[Part of a data file]

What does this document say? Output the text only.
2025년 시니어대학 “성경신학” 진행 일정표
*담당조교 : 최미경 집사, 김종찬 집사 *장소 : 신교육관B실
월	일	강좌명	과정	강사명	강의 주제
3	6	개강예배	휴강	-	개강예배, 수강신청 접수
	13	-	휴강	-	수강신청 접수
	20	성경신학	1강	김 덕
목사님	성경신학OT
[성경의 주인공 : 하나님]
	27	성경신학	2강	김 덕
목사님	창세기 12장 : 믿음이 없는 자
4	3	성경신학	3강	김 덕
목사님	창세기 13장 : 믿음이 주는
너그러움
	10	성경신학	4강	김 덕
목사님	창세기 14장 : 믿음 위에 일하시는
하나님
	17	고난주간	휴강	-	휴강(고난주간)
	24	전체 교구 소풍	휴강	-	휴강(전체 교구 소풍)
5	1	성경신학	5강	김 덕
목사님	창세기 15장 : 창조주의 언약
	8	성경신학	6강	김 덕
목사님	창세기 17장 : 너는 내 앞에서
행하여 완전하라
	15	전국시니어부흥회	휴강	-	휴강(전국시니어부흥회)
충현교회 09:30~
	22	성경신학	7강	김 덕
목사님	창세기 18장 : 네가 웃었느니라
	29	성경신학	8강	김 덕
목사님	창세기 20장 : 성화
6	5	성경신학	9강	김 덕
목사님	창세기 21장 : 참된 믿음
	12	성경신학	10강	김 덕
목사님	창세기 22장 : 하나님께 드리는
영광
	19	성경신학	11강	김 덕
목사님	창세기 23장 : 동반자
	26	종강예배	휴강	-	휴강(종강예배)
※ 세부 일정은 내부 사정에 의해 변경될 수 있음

• [THE EXERCISE]: Quote the material exactly, leaving nothing out.

• [EXERCISE RESPONSE]:
What does this document say? Output the text only.
2025년 시니어대학 “성경신학” 진행 일정표
*담당조교 : 최미경 집사, 김종찬 집사 *장소 : 신교육관B실
월	일	강좌명	과정	강사명	강의 주제
3	6	개강예배	휴강	-	개강예배, 수강신청 접수
	13	-	휴강	-	수강신청 접수
	20	성경신학	1강	김 덕
목사님	성경신학OT
[성경의 주인공 : 하나님]
	27	성경신학	2강	김 덕
목사님	창세기 12장 : 믿음이 없는 자
4	3	성경신학	3강	김 덕
목사님	창세기 13장 : 믿음이 주는
너그러움
	10	성경신학	4강	김 덕
목사님	창세기 14장 : 믿음 위에 일하시는
하나님
	17	고난주간	휴강	-	휴강(고난주간)
	24	전체 교구 소풍	휴강	-	휴강(전체 교구 소풍)
5	1	성경신학	5강	김 덕
목사님	창세기 15장 : 창조주의 언약
	8	성경신학	6강	김 덕
목사님	창세기 17장 : 너는 내 앞에서
행하여 완전하라
	15	전국시니어부흥회	휴강	-	휴강(전국시니어부흥회)
충현교회 09:30~
	22	성경신학	7강	김 덕
목사님	창세기 18장 : 네가 웃었느니라
	29	성경신학	8강	김 덕
목사님	창세기 20장 : 성화
6	5	성경신학	9강	김 덕
목사님	창세기 21장 : 참된 믿음
	12	성경신학	10강	김 덕
목사님	창세기 22장 : 하나님께 드리는
영광
	19	성경신학	11강	김 덕
목사님	창세기 23장 : 동반자
	26	종강예배	휴강	-	휴강(종강예배)
※ 세부 일정은 내부 사정에 의해 변경될 수 있음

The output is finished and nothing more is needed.